### What you should do:
Records follow. Pull out every line that contains "Weekly".
═════ Record set
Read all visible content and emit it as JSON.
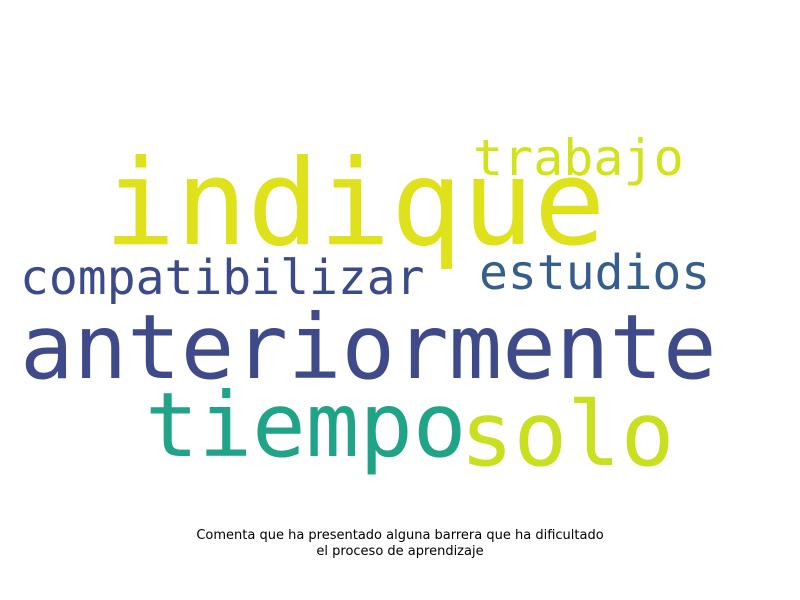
{
  "words": [
    {
      "text": "indique",
      "color": "#dfe11b"
    },
    {
      "text": "trabajo",
      "color": "#d2e21b"
    },
    {
      "text": "compatibilizar",
      "color": "#3a4a8a"
    },
    {
      "text": "estudios",
      "color": "#355e8d"
    },
    {
      "text": "anteriormente",
      "color": "#3e4a89"
    },
    {
      "text": "tiempo",
      "color": "#20a386"
    },
    {
      "text": "solo",
      "color": "#c8e020"
    }
  ],
  "caption": {
    "line1": "Comenta que ha presentado alguna barrera que ha dificultado",
    "line2": "el proceso de aprendizaje"
  }
}
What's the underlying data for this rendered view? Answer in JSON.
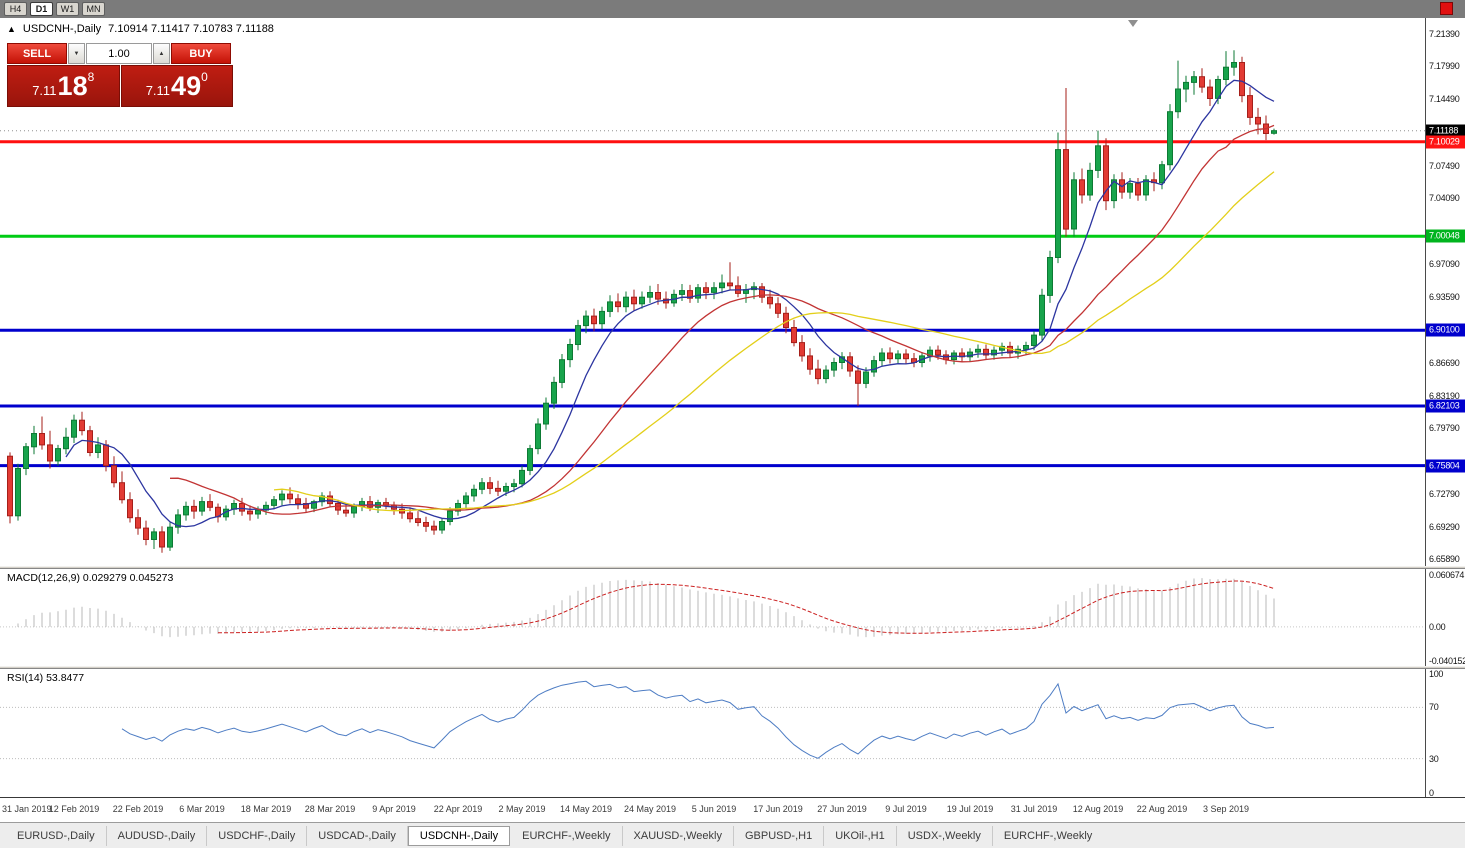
{
  "toolbar": {
    "timeframes": [
      "H4",
      "D1",
      "W1",
      "MN"
    ],
    "active_timeframe": "D1"
  },
  "window_title": {
    "arrow": "▲",
    "symbol": "USDCNH-,Daily",
    "ohlc": "7.10914 7.11417 7.10783 7.11188"
  },
  "trade_panel": {
    "sell_label": "SELL",
    "buy_label": "BUY",
    "volume": "1.00",
    "stepper_down_icon": "▼",
    "stepper_up_icon": "▲",
    "sell_price_prefix": "7.11",
    "sell_price_big": "18",
    "sell_price_sup": "8",
    "buy_price_prefix": "7.11",
    "buy_price_big": "49",
    "buy_price_sup": "0"
  },
  "price_axis": {
    "ticks": [
      {
        "label": "7.21390",
        "value": 7.2139
      },
      {
        "label": "7.17990",
        "value": 7.1799
      },
      {
        "label": "7.14490",
        "value": 7.1449
      },
      {
        "label": "7.07490",
        "value": 7.0749
      },
      {
        "label": "7.04090",
        "value": 7.0409
      },
      {
        "label": "6.97090",
        "value": 6.9709
      },
      {
        "label": "6.93590",
        "value": 6.9359
      },
      {
        "label": "6.86690",
        "value": 6.8669
      },
      {
        "label": "6.83190",
        "value": 6.8319
      },
      {
        "label": "6.79790",
        "value": 6.7979
      },
      {
        "label": "6.72790",
        "value": 6.7279
      },
      {
        "label": "6.69290",
        "value": 6.6929
      },
      {
        "label": "6.65890",
        "value": 6.6589
      }
    ],
    "badges": [
      {
        "label": "7.11188",
        "value": 7.11188,
        "bg": "#000000",
        "fg": "#ffffff",
        "name": "current-price-badge"
      },
      {
        "label": "7.10029",
        "value": 7.10029,
        "bg": "#ff1414",
        "fg": "#ffffff",
        "name": "resistance-price-badge"
      },
      {
        "label": "7.00048",
        "value": 7.00048,
        "bg": "#00b41e",
        "fg": "#ffffff",
        "name": "level-price-badge"
      },
      {
        "label": "6.90100",
        "value": 6.901,
        "bg": "#0000cd",
        "fg": "#ffffff",
        "name": "support-price-badge"
      },
      {
        "label": "6.82103",
        "value": 6.82103,
        "bg": "#0000cd",
        "fg": "#ffffff",
        "name": "support-price-badge"
      },
      {
        "label": "6.75804",
        "value": 6.75804,
        "bg": "#0000cd",
        "fg": "#ffffff",
        "name": "support-price-badge"
      }
    ]
  },
  "hlines": [
    {
      "value": 7.10029,
      "color": "#ff0f0f",
      "width": 3
    },
    {
      "value": 7.00048,
      "color": "#00cc14",
      "width": 3
    },
    {
      "value": 6.901,
      "color": "#0000cd",
      "width": 3
    },
    {
      "value": 6.82103,
      "color": "#0000cd",
      "width": 3
    },
    {
      "value": 6.75804,
      "color": "#0000cd",
      "width": 3
    }
  ],
  "macd_panel": {
    "label": "MACD(12,26,9) 0.029279 0.045273",
    "axis_ticks": [
      {
        "label": "0.060674",
        "value": 0.060674
      },
      {
        "label": "0.00",
        "value": 0
      },
      {
        "label": "-0.040152",
        "value": -0.040152
      }
    ],
    "range": [
      -0.046,
      0.068
    ],
    "histogram_color": "#b8b8b8",
    "signal_color": "#cc2222"
  },
  "rsi_panel": {
    "label": "RSI(14) 53.8477",
    "axis_ticks": [
      {
        "label": "100",
        "value": 100
      },
      {
        "label": "70",
        "value": 70
      },
      {
        "label": "30",
        "value": 30
      },
      {
        "label": "0",
        "value": 0
      }
    ],
    "levels": [
      70,
      30
    ],
    "line_color": "#4e7dc4"
  },
  "date_axis": [
    {
      "label": "31 Jan 2019",
      "bar": 0
    },
    {
      "label": "12 Feb 2019",
      "bar": 8
    },
    {
      "label": "22 Feb 2019",
      "bar": 16
    },
    {
      "label": "6 Mar 2019",
      "bar": 24
    },
    {
      "label": "18 Mar 2019",
      "bar": 32
    },
    {
      "label": "28 Mar 2019",
      "bar": 40
    },
    {
      "label": "9 Apr 2019",
      "bar": 48
    },
    {
      "label": "22 Apr 2019",
      "bar": 56
    },
    {
      "label": "2 May 2019",
      "bar": 64
    },
    {
      "label": "14 May 2019",
      "bar": 72
    },
    {
      "label": "24 May 2019",
      "bar": 80
    },
    {
      "label": "5 Jun 2019",
      "bar": 88
    },
    {
      "label": "17 Jun 2019",
      "bar": 96
    },
    {
      "label": "27 Jun 2019",
      "bar": 104
    },
    {
      "label": "9 Jul 2019",
      "bar": 112
    },
    {
      "label": "19 Jul 2019",
      "bar": 120
    },
    {
      "label": "31 Jul 2019",
      "bar": 128
    },
    {
      "label": "12 Aug 2019",
      "bar": 136
    },
    {
      "label": "22 Aug 2019",
      "bar": 144
    },
    {
      "label": "3 Sep 2019",
      "bar": 152
    }
  ],
  "tabs": {
    "items": [
      "EURUSD-,Daily",
      "AUDUSD-,Daily",
      "USDCHF-,Daily",
      "USDCAD-,Daily",
      "USDCNH-,Daily",
      "EURCHF-,Weekly",
      "XAUUSD-,Weekly",
      "GBPUSD-,H1",
      "UKOil-,H1",
      "USDX-,Weekly",
      "EURCHF-,Weekly"
    ],
    "active_index": 4
  },
  "chart_data": {
    "type": "candlestick",
    "symbol": "USDCNH-,Daily",
    "timeframe": "Daily",
    "current_ohlc": {
      "open": 7.10914,
      "high": 7.11417,
      "low": 7.10783,
      "close": 7.11188
    },
    "price_range": [
      6.652,
      7.231
    ],
    "bull_color": "#18a44c",
    "bull_stroke": "#0d7a34",
    "bear_color": "#e23b34",
    "bear_stroke": "#a61f1a",
    "moving_averages": [
      {
        "period": 8,
        "color": "#2c35a0"
      },
      {
        "period": 21,
        "color": "#c23434"
      },
      {
        "period": 34,
        "color": "#e3cf1a"
      }
    ],
    "indicators": [
      {
        "name": "MACD",
        "params": "12,26,9",
        "values": [
          0.029279,
          0.045273
        ]
      },
      {
        "name": "RSI",
        "params": "14",
        "value": 53.8477
      }
    ],
    "candles": [
      [
        6.768,
        6.772,
        6.697,
        6.705
      ],
      [
        6.705,
        6.76,
        6.7,
        6.755
      ],
      [
        6.755,
        6.782,
        6.748,
        6.778
      ],
      [
        6.778,
        6.8,
        6.77,
        6.792
      ],
      [
        6.792,
        6.81,
        6.775,
        6.78
      ],
      [
        6.78,
        6.795,
        6.755,
        6.763
      ],
      [
        6.763,
        6.78,
        6.758,
        6.776
      ],
      [
        6.776,
        6.798,
        6.77,
        6.788
      ],
      [
        6.788,
        6.812,
        6.782,
        6.806
      ],
      [
        6.806,
        6.815,
        6.79,
        6.795
      ],
      [
        6.795,
        6.8,
        6.768,
        6.772
      ],
      [
        6.772,
        6.788,
        6.766,
        6.78
      ],
      [
        6.78,
        6.785,
        6.752,
        6.758
      ],
      [
        6.758,
        6.768,
        6.735,
        6.74
      ],
      [
        6.74,
        6.752,
        6.718,
        6.722
      ],
      [
        6.722,
        6.73,
        6.698,
        6.703
      ],
      [
        6.703,
        6.712,
        6.685,
        6.692
      ],
      [
        6.692,
        6.7,
        6.674,
        6.68
      ],
      [
        6.68,
        6.692,
        6.67,
        6.688
      ],
      [
        6.688,
        6.694,
        6.666,
        6.672
      ],
      [
        6.672,
        6.698,
        6.668,
        6.693
      ],
      [
        6.693,
        6.712,
        6.686,
        6.706
      ],
      [
        6.706,
        6.72,
        6.7,
        6.715
      ],
      [
        6.715,
        6.722,
        6.702,
        6.71
      ],
      [
        6.71,
        6.725,
        6.705,
        6.72
      ],
      [
        6.72,
        6.728,
        6.71,
        6.714
      ],
      [
        6.714,
        6.718,
        6.698,
        6.704
      ],
      [
        6.704,
        6.716,
        6.7,
        6.712
      ],
      [
        6.712,
        6.722,
        6.706,
        6.718
      ],
      [
        6.718,
        6.724,
        6.705,
        6.71
      ],
      [
        6.71,
        6.716,
        6.7,
        6.707
      ],
      [
        6.707,
        6.715,
        6.702,
        6.711
      ],
      [
        6.711,
        6.72,
        6.706,
        6.716
      ],
      [
        6.716,
        6.726,
        6.712,
        6.722
      ],
      [
        6.722,
        6.732,
        6.716,
        6.728
      ],
      [
        6.728,
        6.735,
        6.718,
        6.723
      ],
      [
        6.723,
        6.728,
        6.712,
        6.718
      ],
      [
        6.718,
        6.724,
        6.708,
        6.713
      ],
      [
        6.713,
        6.722,
        6.709,
        6.72
      ],
      [
        6.72,
        6.73,
        6.715,
        6.726
      ],
      [
        6.726,
        6.731,
        6.714,
        6.718
      ],
      [
        6.718,
        6.722,
        6.706,
        6.711
      ],
      [
        6.711,
        6.718,
        6.704,
        6.708
      ],
      [
        6.708,
        6.718,
        6.703,
        6.715
      ],
      [
        6.715,
        6.724,
        6.71,
        6.72
      ],
      [
        6.72,
        6.726,
        6.71,
        6.714
      ],
      [
        6.714,
        6.722,
        6.708,
        6.719
      ],
      [
        6.719,
        6.724,
        6.712,
        6.716
      ],
      [
        6.716,
        6.72,
        6.706,
        6.712
      ],
      [
        6.712,
        6.718,
        6.702,
        6.708
      ],
      [
        6.708,
        6.714,
        6.698,
        6.702
      ],
      [
        6.702,
        6.71,
        6.694,
        6.698
      ],
      [
        6.698,
        6.704,
        6.688,
        6.694
      ],
      [
        6.694,
        6.7,
        6.685,
        6.69
      ],
      [
        6.69,
        6.702,
        6.686,
        6.699
      ],
      [
        6.699,
        6.714,
        6.695,
        6.71
      ],
      [
        6.71,
        6.722,
        6.705,
        6.718
      ],
      [
        6.718,
        6.73,
        6.712,
        6.726
      ],
      [
        6.726,
        6.738,
        6.72,
        6.733
      ],
      [
        6.733,
        6.745,
        6.728,
        6.74
      ],
      [
        6.74,
        6.746,
        6.728,
        6.734
      ],
      [
        6.734,
        6.742,
        6.726,
        6.731
      ],
      [
        6.731,
        6.74,
        6.726,
        6.736
      ],
      [
        6.736,
        6.744,
        6.73,
        6.739
      ],
      [
        6.739,
        6.758,
        6.735,
        6.753
      ],
      [
        6.753,
        6.78,
        6.748,
        6.776
      ],
      [
        6.776,
        6.808,
        6.77,
        6.802
      ],
      [
        6.802,
        6.83,
        6.796,
        6.824
      ],
      [
        6.824,
        6.852,
        6.818,
        6.846
      ],
      [
        6.846,
        6.876,
        6.84,
        6.87
      ],
      [
        6.87,
        6.892,
        6.862,
        6.886
      ],
      [
        6.886,
        6.912,
        6.88,
        6.906
      ],
      [
        6.906,
        6.922,
        6.898,
        6.916
      ],
      [
        6.916,
        6.924,
        6.9,
        6.908
      ],
      [
        6.908,
        6.926,
        6.902,
        6.921
      ],
      [
        6.921,
        6.938,
        6.915,
        6.931
      ],
      [
        6.931,
        6.94,
        6.92,
        6.926
      ],
      [
        6.926,
        6.942,
        6.92,
        6.936
      ],
      [
        6.936,
        6.944,
        6.922,
        6.929
      ],
      [
        6.929,
        6.942,
        6.924,
        6.936
      ],
      [
        6.936,
        6.948,
        6.93,
        6.941
      ],
      [
        6.941,
        6.95,
        6.928,
        6.934
      ],
      [
        6.934,
        6.942,
        6.924,
        6.93
      ],
      [
        6.93,
        6.944,
        6.926,
        6.939
      ],
      [
        6.939,
        6.95,
        6.932,
        6.943
      ],
      [
        6.943,
        6.949,
        6.93,
        6.935
      ],
      [
        6.935,
        6.95,
        6.93,
        6.946
      ],
      [
        6.946,
        6.952,
        6.934,
        6.941
      ],
      [
        6.941,
        6.952,
        6.934,
        6.946
      ],
      [
        6.946,
        6.96,
        6.94,
        6.951
      ],
      [
        6.951,
        6.973,
        6.944,
        6.948
      ],
      [
        6.948,
        6.958,
        6.936,
        6.94
      ],
      [
        6.94,
        6.95,
        6.93,
        6.944
      ],
      [
        6.944,
        6.952,
        6.934,
        6.947
      ],
      [
        6.947,
        6.951,
        6.93,
        6.936
      ],
      [
        6.936,
        6.944,
        6.924,
        6.929
      ],
      [
        6.929,
        6.936,
        6.914,
        6.919
      ],
      [
        6.919,
        6.926,
        6.898,
        6.904
      ],
      [
        6.904,
        6.912,
        6.884,
        6.888
      ],
      [
        6.888,
        6.896,
        6.868,
        6.874
      ],
      [
        6.874,
        6.882,
        6.854,
        6.86
      ],
      [
        6.86,
        6.87,
        6.844,
        6.85
      ],
      [
        6.85,
        6.864,
        6.845,
        6.859
      ],
      [
        6.859,
        6.872,
        6.852,
        6.867
      ],
      [
        6.867,
        6.878,
        6.86,
        6.873
      ],
      [
        6.873,
        6.878,
        6.852,
        6.858
      ],
      [
        6.858,
        6.864,
        6.821,
        6.845
      ],
      [
        6.845,
        6.862,
        6.84,
        6.857
      ],
      [
        6.857,
        6.874,
        6.852,
        6.869
      ],
      [
        6.869,
        6.882,
        6.863,
        6.877
      ],
      [
        6.877,
        6.883,
        6.866,
        6.871
      ],
      [
        6.871,
        6.88,
        6.865,
        6.876
      ],
      [
        6.876,
        6.881,
        6.866,
        6.871
      ],
      [
        6.871,
        6.877,
        6.862,
        6.867
      ],
      [
        6.867,
        6.878,
        6.862,
        6.874
      ],
      [
        6.874,
        6.884,
        6.868,
        6.88
      ],
      [
        6.88,
        6.885,
        6.87,
        6.875
      ],
      [
        6.875,
        6.88,
        6.865,
        6.87
      ],
      [
        6.87,
        6.88,
        6.865,
        6.877
      ],
      [
        6.877,
        6.882,
        6.868,
        6.873
      ],
      [
        6.873,
        6.882,
        6.868,
        6.878
      ],
      [
        6.878,
        6.886,
        6.872,
        6.881
      ],
      [
        6.881,
        6.886,
        6.87,
        6.875
      ],
      [
        6.875,
        6.884,
        6.87,
        6.88
      ],
      [
        6.88,
        6.888,
        6.874,
        6.884
      ],
      [
        6.884,
        6.889,
        6.872,
        6.877
      ],
      [
        6.877,
        6.885,
        6.871,
        6.881
      ],
      [
        6.881,
        6.889,
        6.875,
        6.885
      ],
      [
        6.885,
        6.9,
        6.88,
        6.896
      ],
      [
        6.896,
        6.945,
        6.89,
        6.938
      ],
      [
        6.938,
        6.985,
        6.93,
        6.978
      ],
      [
        6.978,
        7.11,
        6.972,
        7.092
      ],
      [
        7.092,
        7.157,
        7.0,
        7.008
      ],
      [
        7.008,
        7.068,
        7.0,
        7.06
      ],
      [
        7.06,
        7.072,
        7.035,
        7.044
      ],
      [
        7.044,
        7.078,
        7.038,
        7.07
      ],
      [
        7.07,
        7.112,
        7.062,
        7.096
      ],
      [
        7.096,
        7.104,
        7.028,
        7.038
      ],
      [
        7.038,
        7.066,
        7.03,
        7.06
      ],
      [
        7.06,
        7.068,
        7.04,
        7.047
      ],
      [
        7.047,
        7.062,
        7.04,
        7.056
      ],
      [
        7.056,
        7.062,
        7.038,
        7.044
      ],
      [
        7.044,
        7.065,
        7.038,
        7.06
      ],
      [
        7.06,
        7.068,
        7.048,
        7.057
      ],
      [
        7.057,
        7.08,
        7.05,
        7.076
      ],
      [
        7.076,
        7.14,
        7.07,
        7.132
      ],
      [
        7.132,
        7.186,
        7.125,
        7.156
      ],
      [
        7.156,
        7.17,
        7.142,
        7.163
      ],
      [
        7.163,
        7.175,
        7.15,
        7.169
      ],
      [
        7.169,
        7.178,
        7.152,
        7.158
      ],
      [
        7.158,
        7.166,
        7.138,
        7.146
      ],
      [
        7.146,
        7.17,
        7.14,
        7.166
      ],
      [
        7.166,
        7.196,
        7.16,
        7.179
      ],
      [
        7.179,
        7.197,
        7.17,
        7.184
      ],
      [
        7.184,
        7.19,
        7.142,
        7.149
      ],
      [
        7.149,
        7.158,
        7.118,
        7.126
      ],
      [
        7.126,
        7.136,
        7.108,
        7.119
      ],
      [
        7.119,
        7.128,
        7.102,
        7.109
      ],
      [
        7.10914,
        7.11417,
        7.10783,
        7.11188
      ]
    ]
  }
}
══════════
### Written solution:
      "EURCHF-,Weekly",
      "XAUUSD-,Weekly",
      "USDX-,Weekly",
      "EURCHF-,Weekly"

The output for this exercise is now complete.